>> begin Page extract

DNS Record Types¶
A quick reference for common DNS record types and when to use them.
Essential Records¶
A Record (Address)¶
Maps a domain name to an IPv4 address.
Use for: Pointing your domain to a web server
AAAA Record (IPv6 Address)¶
Maps a domain name to an IPv6 address.
Use for: Pointing your domain to an IPv6-enabled server
CNAME Record (Canonical Name)¶
Creates an alias pointing to another domain name.
Use for:
- Pointing subdomains to external services
- Creating aliases for your domain
Important: Cannot be used on the root domain (apex) - use A record instead.
MX Record (Mail Exchange)¶
Specifies which mail servers receive email for the domain.
The number is the priority (lower = higher priority).
Use for: Setting up email delivery
TXT Record (Text)¶
Stores text data, commonly used for verification and email authentication.
example.com. TXT "v=spf1 include:_spf.google.com ~all"
example.com. TXT "google-site-verification=abc123..."
Use for:
- SPF records (email authentication)
- DKIM keys (email signing)
- DMARC policies
- Domain verification for services
Email Authentication Records¶
SPF (via TXT)¶
Specifies which servers can send email for your domain.
DKIM (via TXT)¶
Contains the public key for verifying email signatures.
DMARC (via TXT)¶
Tells receiving servers what to do with emails that fail SPF/DKIM.

>> end Page extract
>> begin Supplied records

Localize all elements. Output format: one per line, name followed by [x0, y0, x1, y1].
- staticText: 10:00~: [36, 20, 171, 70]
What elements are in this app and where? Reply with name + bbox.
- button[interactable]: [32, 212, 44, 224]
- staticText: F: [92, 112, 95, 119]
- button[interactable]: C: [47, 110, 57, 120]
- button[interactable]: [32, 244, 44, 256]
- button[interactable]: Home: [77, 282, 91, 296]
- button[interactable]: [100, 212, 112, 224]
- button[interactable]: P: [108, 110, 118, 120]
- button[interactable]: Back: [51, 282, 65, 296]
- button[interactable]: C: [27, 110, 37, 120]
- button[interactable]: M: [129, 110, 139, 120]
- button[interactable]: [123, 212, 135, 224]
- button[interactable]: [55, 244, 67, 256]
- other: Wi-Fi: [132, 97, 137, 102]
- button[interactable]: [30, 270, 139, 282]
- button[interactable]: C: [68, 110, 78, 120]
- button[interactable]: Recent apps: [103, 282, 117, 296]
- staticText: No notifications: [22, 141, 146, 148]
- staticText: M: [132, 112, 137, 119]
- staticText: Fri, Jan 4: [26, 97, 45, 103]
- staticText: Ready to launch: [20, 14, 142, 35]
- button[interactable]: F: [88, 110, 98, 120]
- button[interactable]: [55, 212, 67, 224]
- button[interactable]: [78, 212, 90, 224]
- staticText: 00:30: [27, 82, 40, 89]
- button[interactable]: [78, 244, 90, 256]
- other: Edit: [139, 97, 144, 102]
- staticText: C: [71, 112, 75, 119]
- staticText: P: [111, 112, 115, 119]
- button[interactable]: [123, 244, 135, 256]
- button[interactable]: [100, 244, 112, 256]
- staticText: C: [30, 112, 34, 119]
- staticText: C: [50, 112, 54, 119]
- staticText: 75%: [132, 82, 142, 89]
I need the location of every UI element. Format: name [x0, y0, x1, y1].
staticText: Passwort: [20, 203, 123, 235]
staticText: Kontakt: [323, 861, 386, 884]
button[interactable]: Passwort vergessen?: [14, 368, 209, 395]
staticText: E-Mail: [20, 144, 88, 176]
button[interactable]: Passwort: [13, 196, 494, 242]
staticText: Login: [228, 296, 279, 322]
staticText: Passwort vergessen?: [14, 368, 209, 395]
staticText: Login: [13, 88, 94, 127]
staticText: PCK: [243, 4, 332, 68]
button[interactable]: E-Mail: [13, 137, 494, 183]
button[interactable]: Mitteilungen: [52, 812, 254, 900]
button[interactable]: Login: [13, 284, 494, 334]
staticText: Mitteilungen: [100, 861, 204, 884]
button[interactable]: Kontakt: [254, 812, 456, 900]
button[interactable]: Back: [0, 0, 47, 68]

>> end Supplied records

▸ Tasks to complete
a. Write out the DNS record types reference in full, word for word.
b. Count the lines of the rows that contain the string "Back", treating case as significant, and give only the number.

▸ Answers provided
a.
DNS Record Types¶
A quick reference for common DNS record types and when to use them.
Essential Records¶
A Record (Address)¶
Maps a domain name to an IPv4 address.
Use for: Pointing your domain to a web server
AAAA Record (IPv6 Address)¶
Maps a domain name to an IPv6 address.
Use for: Pointing your domain to an IPv6-enabled server
CNAME Record (Canonical Name)¶
Creates an alias pointing to another domain name.
Use for:
- Pointing subdomains to external services
- Creating aliases for your domain
Important: Cannot be used on the root domain (apex) - use A record instead.
MX Record (Mail Exchange)¶
Specifies which mail servers receive email for the domain.
The number is the priority (lower = higher priority).
Use for: Setting up email delivery
TXT Record (Text)¶
Stores text data, commonly used for verification and email authentication.
example.com. TXT "v=spf1 include:_spf.google.com ~all"
example.com. TXT "google-site-verification=abc123..."
Use for:
- SPF records (email authentication)
- DKIM keys (email signing)
- DMARC policies
- Domain verification for services
Email Authentication Records¶
SPF (via TXT)¶
Specifies which servers can send email for your domain.
DKIM (via TXT)¶
Contains the public key for verifying email signatures.
DMARC (via TXT)¶
Tells receiving servers what to do with emails that fail SPF/DKIM.

b. 2